Copy only what runs from the line containing "Extract the structured" to the last line, both included, keeping it exact and omitting pictures.

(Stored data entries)
* START *

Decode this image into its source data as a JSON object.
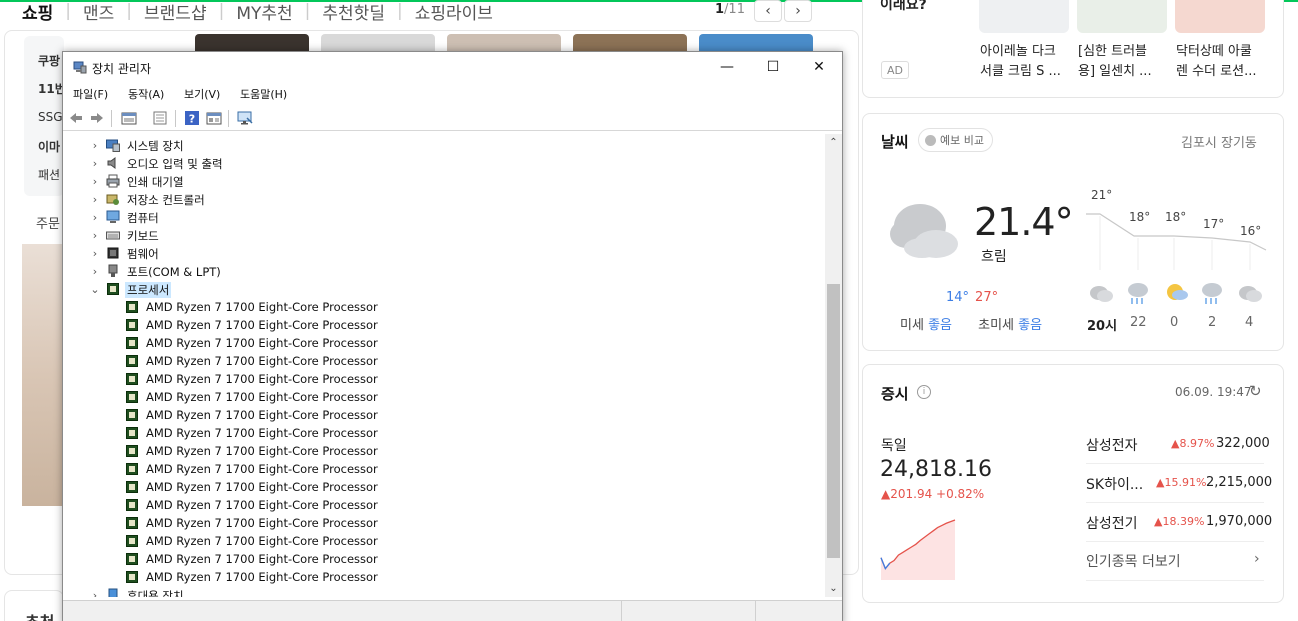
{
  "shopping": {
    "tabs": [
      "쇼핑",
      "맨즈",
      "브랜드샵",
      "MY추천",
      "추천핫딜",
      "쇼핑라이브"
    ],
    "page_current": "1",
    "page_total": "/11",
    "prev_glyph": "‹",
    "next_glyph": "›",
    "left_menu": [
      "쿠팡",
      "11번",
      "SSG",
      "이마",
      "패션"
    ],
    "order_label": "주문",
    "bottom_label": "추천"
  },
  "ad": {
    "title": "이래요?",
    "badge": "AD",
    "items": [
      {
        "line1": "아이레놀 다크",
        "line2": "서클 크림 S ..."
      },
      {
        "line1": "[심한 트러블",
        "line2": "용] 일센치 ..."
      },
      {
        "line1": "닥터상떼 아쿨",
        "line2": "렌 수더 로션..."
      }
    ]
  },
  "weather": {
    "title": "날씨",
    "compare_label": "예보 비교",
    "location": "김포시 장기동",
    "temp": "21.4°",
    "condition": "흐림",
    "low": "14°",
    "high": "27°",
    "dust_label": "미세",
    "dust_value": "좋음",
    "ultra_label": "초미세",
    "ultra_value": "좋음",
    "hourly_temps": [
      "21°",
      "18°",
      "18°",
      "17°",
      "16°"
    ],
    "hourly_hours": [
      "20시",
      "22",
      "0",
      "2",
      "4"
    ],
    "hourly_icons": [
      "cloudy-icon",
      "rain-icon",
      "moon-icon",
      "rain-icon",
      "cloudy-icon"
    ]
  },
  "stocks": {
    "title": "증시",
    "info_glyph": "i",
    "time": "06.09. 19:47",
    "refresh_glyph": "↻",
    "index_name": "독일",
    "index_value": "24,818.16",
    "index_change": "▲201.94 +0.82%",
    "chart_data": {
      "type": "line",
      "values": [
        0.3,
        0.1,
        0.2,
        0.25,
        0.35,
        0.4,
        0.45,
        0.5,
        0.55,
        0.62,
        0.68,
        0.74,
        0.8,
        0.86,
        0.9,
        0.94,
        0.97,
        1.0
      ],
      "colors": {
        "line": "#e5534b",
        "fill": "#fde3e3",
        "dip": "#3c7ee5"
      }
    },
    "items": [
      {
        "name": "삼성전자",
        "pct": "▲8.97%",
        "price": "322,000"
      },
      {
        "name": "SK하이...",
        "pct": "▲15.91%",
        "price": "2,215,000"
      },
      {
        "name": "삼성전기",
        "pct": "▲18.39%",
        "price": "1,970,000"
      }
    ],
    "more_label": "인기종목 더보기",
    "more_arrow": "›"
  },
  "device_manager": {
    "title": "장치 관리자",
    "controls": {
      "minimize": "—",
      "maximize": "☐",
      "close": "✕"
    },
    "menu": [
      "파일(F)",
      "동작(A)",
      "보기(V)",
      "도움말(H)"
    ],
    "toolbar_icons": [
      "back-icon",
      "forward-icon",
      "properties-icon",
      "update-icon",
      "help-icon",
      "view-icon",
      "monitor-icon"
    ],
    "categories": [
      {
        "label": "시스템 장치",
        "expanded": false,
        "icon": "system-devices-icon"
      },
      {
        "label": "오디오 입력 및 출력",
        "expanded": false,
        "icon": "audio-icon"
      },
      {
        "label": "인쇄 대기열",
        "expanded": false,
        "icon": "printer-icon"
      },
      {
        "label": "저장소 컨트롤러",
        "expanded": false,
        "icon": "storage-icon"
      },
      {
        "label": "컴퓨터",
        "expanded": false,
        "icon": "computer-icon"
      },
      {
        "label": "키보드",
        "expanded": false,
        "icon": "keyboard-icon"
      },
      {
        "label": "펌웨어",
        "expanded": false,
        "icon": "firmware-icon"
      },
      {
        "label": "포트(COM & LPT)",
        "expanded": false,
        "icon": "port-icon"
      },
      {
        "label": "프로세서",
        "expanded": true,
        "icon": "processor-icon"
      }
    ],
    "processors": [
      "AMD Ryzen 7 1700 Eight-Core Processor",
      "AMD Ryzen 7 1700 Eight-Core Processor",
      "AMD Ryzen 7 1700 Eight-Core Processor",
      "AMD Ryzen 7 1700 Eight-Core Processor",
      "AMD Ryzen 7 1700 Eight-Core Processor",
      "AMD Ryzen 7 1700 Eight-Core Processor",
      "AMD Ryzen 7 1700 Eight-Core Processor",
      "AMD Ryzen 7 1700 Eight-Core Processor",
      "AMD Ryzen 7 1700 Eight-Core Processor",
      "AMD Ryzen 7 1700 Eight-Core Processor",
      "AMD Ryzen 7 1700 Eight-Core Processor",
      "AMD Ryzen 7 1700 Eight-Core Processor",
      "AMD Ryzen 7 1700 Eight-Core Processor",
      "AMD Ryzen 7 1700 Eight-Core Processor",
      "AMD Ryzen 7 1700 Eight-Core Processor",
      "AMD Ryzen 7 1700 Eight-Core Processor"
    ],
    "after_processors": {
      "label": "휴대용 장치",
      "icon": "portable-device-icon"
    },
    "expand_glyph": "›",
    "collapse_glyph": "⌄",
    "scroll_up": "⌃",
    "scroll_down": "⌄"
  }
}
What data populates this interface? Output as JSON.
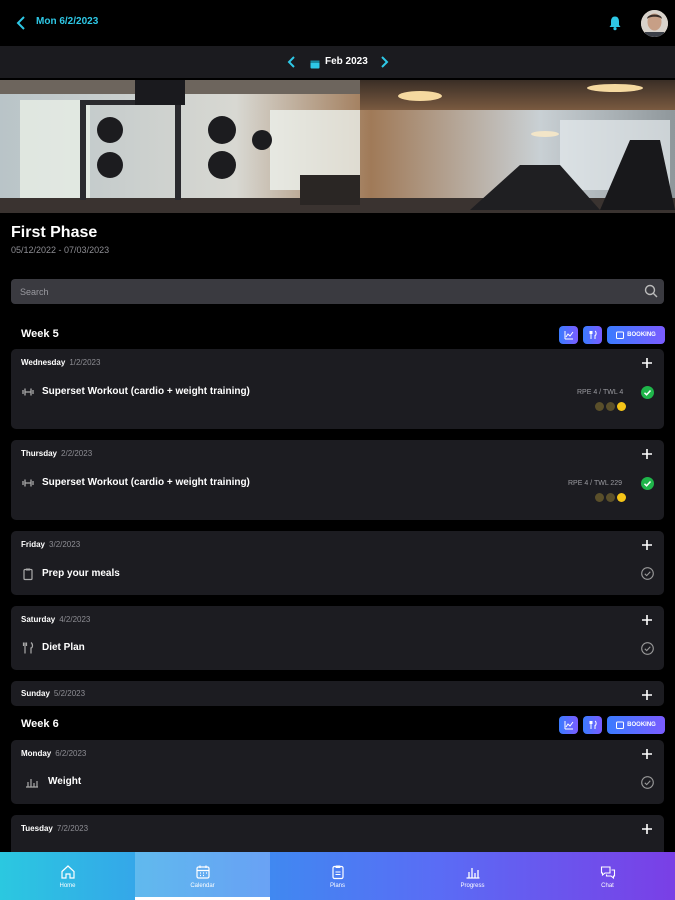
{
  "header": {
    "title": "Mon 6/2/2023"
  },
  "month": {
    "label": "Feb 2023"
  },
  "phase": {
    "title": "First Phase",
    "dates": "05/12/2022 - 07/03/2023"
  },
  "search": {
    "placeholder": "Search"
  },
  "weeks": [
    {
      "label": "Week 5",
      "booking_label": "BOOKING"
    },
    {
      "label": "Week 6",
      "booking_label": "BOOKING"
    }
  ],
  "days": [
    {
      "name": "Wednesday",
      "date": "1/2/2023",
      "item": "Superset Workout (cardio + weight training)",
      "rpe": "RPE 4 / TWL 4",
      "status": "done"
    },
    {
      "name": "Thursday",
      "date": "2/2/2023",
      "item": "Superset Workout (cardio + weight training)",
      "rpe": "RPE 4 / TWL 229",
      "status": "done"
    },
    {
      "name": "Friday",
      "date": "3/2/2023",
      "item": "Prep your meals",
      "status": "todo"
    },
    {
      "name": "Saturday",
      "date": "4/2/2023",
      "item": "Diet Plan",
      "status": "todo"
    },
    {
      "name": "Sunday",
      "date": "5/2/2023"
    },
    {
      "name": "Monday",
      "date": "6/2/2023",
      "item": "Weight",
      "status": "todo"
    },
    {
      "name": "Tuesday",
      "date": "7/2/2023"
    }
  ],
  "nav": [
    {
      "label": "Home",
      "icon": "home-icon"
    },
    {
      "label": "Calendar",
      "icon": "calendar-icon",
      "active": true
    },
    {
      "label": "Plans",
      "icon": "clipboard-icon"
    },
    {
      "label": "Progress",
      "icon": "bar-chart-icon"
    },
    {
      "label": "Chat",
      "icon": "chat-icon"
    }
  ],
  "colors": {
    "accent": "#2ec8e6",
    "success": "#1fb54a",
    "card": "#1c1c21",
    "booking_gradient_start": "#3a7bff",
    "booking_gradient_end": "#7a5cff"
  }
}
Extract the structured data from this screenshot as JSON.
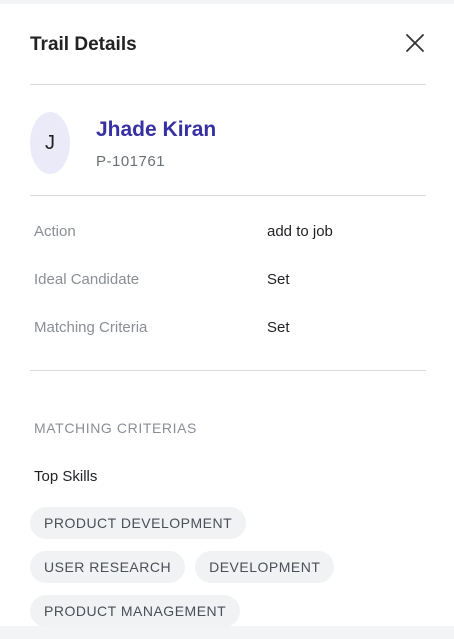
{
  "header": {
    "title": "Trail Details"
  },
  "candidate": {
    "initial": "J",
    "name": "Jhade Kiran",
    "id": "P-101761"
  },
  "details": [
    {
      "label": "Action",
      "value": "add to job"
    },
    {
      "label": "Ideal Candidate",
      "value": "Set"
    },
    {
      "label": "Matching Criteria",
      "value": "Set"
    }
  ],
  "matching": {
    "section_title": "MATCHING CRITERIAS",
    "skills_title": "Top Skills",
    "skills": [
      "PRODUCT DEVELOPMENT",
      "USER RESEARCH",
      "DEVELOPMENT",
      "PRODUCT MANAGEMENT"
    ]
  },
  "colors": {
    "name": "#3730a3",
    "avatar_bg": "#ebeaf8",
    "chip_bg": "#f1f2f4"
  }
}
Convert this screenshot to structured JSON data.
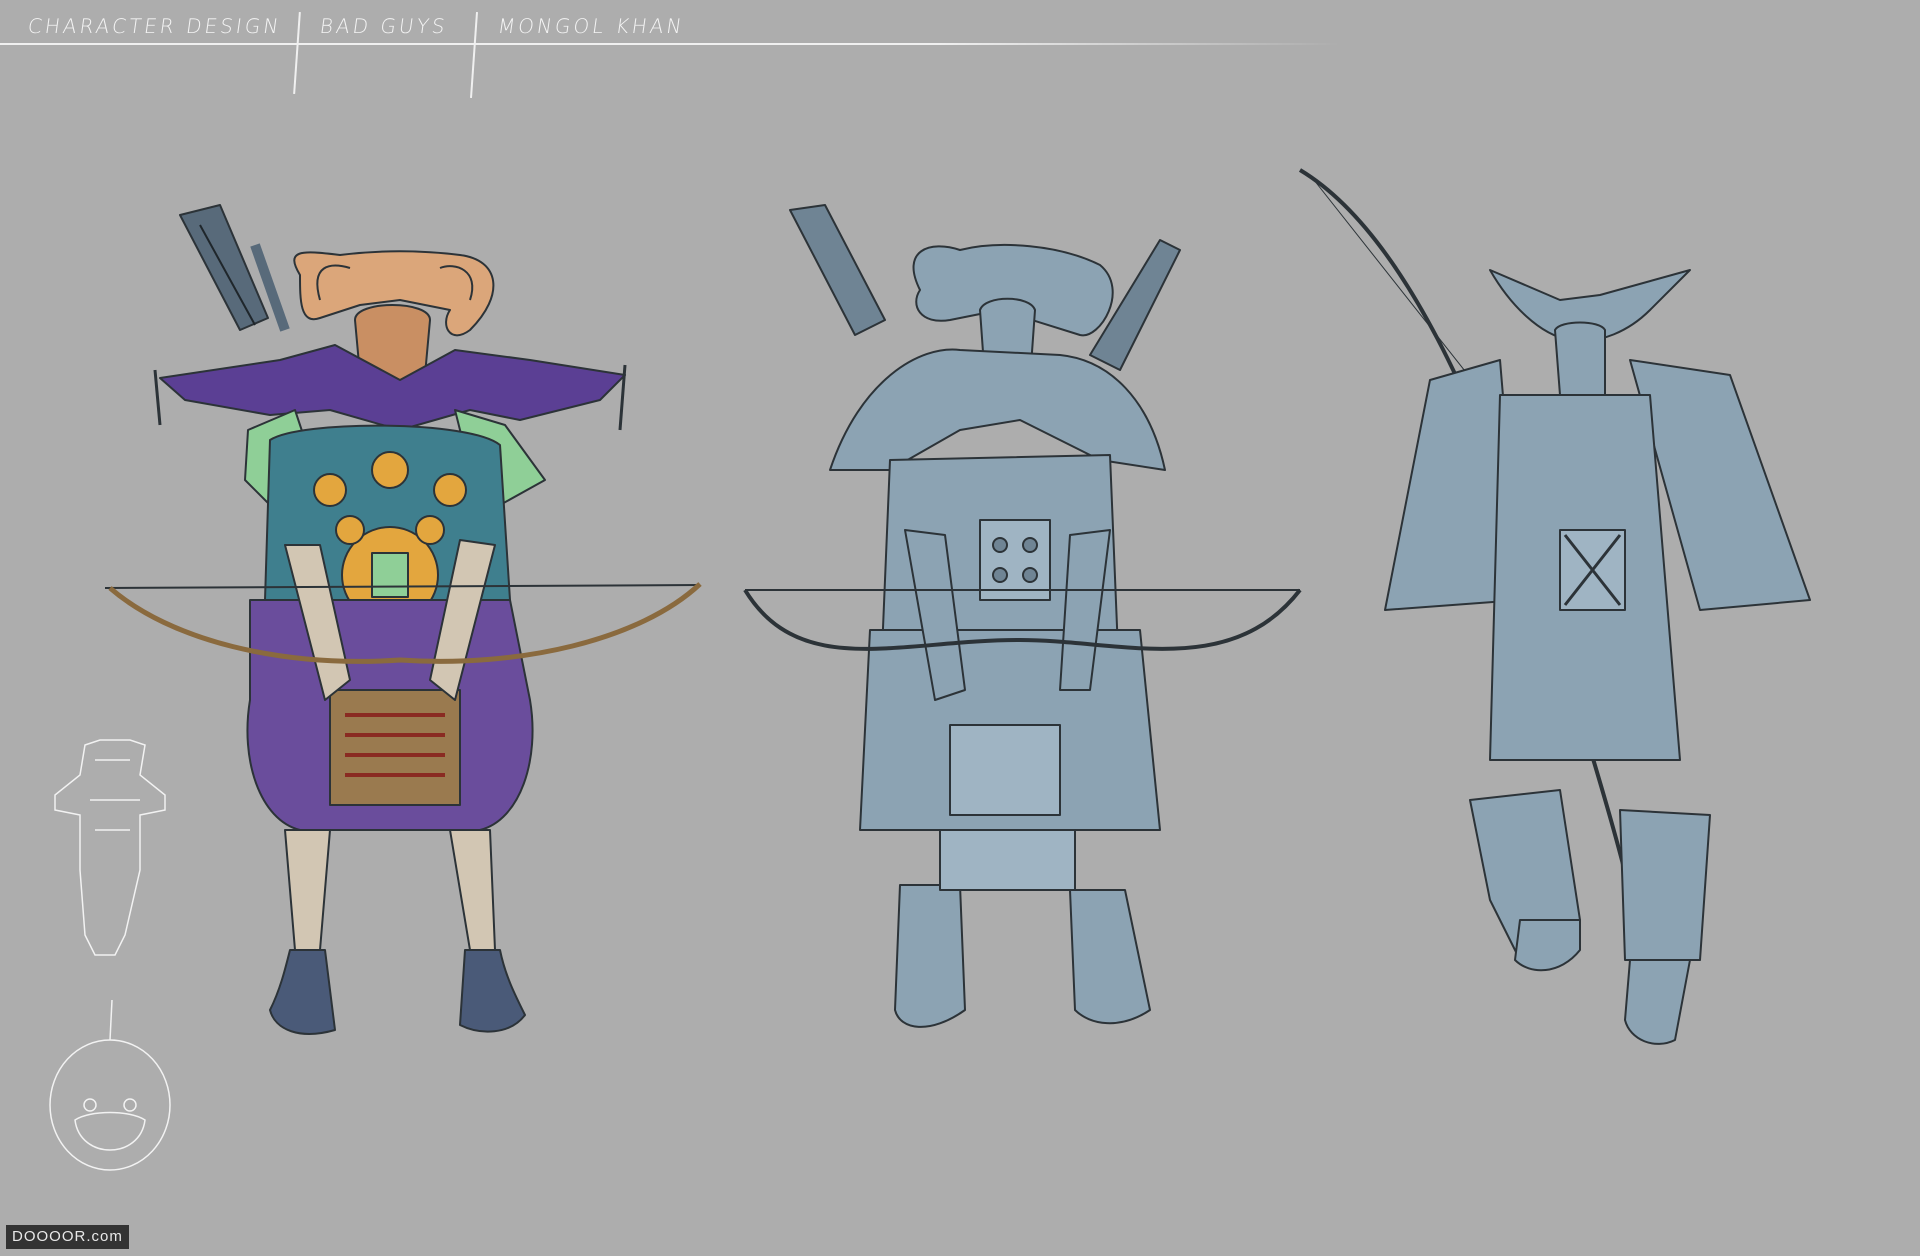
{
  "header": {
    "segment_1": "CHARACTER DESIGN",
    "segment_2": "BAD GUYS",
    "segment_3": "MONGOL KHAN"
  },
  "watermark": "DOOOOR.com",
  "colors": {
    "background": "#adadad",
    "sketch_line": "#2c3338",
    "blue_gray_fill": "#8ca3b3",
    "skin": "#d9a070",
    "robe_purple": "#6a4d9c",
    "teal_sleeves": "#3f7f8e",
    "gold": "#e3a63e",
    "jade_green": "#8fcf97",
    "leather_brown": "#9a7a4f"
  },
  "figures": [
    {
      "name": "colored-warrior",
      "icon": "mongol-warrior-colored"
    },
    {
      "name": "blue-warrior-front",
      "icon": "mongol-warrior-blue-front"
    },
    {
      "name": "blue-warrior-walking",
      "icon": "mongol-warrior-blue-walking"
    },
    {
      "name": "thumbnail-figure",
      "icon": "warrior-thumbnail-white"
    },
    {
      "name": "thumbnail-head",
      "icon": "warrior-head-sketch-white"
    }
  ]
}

* END *

**Answer to this task**
Extract the structured data from this screenshot as JSON.
{
  "header": {
    "title": "Trail Details"
  },
  "candidate": {
    "initial": "J",
    "name": "Jhade Kiran",
    "id": "P-101761"
  },
  "details": [
    {
      "label": "Action",
      "value": "add to job"
    },
    {
      "label": "Ideal Candidate",
      "value": "Set"
    },
    {
      "label": "Matching Criteria",
      "value": "Set"
    }
  ],
  "matching": {
    "section_title": "MATCHING CRITERIAS",
    "skills_title": "Top Skills",
    "skills": [
      "PRODUCT DEVELOPMENT",
      "USER RESEARCH",
      "DEVELOPMENT",
      "PRODUCT MANAGEMENT"
    ]
  },
  "colors": {
    "name": "#3730a3",
    "avatar_bg": "#ebeaf8",
    "chip_bg": "#f1f2f4"
  }
}
Convert this screenshot to structured JSON data.
{
  "header": {
    "segment_1": "CHARACTER DESIGN",
    "segment_2": "BAD GUYS",
    "segment_3": "MONGOL KHAN"
  },
  "watermark": "DOOOOR.com",
  "colors": {
    "background": "#adadad",
    "sketch_line": "#2c3338",
    "blue_gray_fill": "#8ca3b3",
    "skin": "#d9a070",
    "robe_purple": "#6a4d9c",
    "teal_sleeves": "#3f7f8e",
    "gold": "#e3a63e",
    "jade_green": "#8fcf97",
    "leather_brown": "#9a7a4f"
  },
  "figures": [
    {
      "name": "colored-warrior",
      "icon": "mongol-warrior-colored"
    },
    {
      "name": "blue-warrior-front",
      "icon": "mongol-warrior-blue-front"
    },
    {
      "name": "blue-warrior-walking",
      "icon": "mongol-warrior-blue-walking"
    },
    {
      "name": "thumbnail-figure",
      "icon": "warrior-thumbnail-white"
    },
    {
      "name": "thumbnail-head",
      "icon": "warrior-head-sketch-white"
    }
  ]
}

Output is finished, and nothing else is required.